### YOUR OBJECTIVE:
Check every line of the data below for the string "стандарта", and copy the ones that hold it.

— START —

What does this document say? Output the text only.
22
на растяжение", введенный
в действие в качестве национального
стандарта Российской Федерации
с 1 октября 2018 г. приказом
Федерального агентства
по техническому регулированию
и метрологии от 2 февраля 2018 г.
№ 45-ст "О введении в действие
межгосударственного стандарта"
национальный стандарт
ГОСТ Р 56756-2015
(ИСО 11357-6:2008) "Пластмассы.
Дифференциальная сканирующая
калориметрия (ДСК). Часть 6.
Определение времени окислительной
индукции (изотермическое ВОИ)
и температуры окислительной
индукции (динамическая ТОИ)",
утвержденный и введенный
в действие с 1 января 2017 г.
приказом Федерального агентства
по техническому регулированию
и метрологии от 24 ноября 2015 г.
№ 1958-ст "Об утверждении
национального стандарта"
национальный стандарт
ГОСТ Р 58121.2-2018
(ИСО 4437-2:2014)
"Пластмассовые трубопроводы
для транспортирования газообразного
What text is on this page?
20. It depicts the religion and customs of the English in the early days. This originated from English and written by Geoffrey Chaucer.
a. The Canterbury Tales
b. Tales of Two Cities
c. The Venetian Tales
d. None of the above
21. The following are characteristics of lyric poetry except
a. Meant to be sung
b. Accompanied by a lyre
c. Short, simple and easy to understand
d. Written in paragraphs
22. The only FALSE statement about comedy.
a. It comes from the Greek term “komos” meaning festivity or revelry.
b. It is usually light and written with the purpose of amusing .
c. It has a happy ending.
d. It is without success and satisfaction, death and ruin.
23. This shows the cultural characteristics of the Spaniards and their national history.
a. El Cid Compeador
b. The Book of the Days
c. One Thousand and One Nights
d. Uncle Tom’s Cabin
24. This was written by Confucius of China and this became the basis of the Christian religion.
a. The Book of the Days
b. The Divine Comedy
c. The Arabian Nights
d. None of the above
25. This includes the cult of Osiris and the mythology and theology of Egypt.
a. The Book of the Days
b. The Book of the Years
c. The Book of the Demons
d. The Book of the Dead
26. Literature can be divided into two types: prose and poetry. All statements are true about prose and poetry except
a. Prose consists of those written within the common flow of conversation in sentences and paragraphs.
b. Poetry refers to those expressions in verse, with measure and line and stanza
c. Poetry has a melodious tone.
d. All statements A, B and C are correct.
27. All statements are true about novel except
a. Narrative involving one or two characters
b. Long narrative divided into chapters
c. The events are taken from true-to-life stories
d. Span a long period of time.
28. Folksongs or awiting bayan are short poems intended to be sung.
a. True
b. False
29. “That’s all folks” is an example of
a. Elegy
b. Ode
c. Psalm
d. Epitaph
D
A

— END —

### WRITTEN SOLUTION:
стандарта Российской Федерации
межгосударственного стандарта"
национального стандарта"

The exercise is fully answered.